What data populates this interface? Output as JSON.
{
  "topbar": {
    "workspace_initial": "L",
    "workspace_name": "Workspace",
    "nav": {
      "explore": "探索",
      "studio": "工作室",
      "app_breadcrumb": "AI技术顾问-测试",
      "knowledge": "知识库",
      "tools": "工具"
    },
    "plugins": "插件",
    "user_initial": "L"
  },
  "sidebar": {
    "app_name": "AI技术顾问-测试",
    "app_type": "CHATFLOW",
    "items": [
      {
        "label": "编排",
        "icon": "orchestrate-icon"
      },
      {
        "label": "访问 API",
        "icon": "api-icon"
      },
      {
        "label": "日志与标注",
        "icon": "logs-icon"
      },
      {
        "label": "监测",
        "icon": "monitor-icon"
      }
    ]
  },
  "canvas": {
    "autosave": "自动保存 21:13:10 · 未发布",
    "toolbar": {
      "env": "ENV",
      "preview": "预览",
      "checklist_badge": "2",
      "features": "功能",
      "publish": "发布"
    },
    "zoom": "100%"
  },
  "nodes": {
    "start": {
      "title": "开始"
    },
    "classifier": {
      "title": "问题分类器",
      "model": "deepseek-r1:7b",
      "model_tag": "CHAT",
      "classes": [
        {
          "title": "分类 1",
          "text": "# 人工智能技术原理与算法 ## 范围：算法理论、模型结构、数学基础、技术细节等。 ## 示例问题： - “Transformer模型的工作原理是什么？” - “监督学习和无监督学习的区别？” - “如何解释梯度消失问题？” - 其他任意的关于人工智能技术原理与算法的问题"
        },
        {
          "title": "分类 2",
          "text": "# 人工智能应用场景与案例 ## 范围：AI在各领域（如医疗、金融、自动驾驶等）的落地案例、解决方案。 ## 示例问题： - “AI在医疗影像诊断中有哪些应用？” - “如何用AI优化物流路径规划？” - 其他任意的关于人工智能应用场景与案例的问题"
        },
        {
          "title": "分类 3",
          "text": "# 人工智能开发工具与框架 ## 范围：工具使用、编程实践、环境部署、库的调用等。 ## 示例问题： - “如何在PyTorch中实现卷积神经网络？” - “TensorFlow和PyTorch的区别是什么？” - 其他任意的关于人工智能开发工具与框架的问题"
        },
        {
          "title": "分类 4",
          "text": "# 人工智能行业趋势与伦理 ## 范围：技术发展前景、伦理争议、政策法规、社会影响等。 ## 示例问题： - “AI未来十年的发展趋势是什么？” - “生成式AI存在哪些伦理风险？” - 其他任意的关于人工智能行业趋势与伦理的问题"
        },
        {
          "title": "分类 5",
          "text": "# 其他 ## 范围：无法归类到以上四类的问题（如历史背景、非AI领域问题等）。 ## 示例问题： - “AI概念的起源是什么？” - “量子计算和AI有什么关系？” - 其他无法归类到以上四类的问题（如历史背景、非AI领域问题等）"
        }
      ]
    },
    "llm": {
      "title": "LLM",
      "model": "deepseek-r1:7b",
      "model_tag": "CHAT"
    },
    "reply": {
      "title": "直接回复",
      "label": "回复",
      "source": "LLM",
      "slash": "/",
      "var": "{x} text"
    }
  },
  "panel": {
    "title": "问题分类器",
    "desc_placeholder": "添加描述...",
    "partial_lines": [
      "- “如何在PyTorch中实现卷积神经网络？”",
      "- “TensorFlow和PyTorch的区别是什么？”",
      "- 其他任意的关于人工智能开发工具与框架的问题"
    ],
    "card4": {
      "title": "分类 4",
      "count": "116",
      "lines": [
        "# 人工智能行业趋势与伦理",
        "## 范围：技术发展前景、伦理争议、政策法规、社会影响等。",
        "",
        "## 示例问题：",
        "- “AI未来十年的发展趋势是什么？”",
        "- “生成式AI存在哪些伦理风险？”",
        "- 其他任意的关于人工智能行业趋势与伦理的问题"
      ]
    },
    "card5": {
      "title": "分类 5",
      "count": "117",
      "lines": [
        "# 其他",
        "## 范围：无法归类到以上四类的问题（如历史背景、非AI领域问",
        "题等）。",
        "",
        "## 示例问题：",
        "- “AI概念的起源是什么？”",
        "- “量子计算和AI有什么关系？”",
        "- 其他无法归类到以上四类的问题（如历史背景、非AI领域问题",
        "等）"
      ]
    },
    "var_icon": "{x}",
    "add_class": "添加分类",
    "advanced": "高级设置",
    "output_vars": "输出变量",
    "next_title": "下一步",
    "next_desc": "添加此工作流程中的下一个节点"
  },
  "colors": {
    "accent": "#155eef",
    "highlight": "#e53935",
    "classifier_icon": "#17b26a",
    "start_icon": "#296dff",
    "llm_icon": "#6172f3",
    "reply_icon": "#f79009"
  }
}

### Short problem
Identify each line containing the string "TensorFlow和PyTorch的区别是什么" and copy it out.

### Solution for this problem
          "text": "# 人工智能开发工具与框架 ## 范围：工具使用、编程实践、环境部署、库的调用等。 ## 示例问题： - “如何在PyTorch中实现卷积神经网络？” - “TensorFlow和PyTorch的区别是什么？” - 其他任意的关于人工智能开发工具与框架的问题"
      "- “TensorFlow和PyTorch的区别是什么？”",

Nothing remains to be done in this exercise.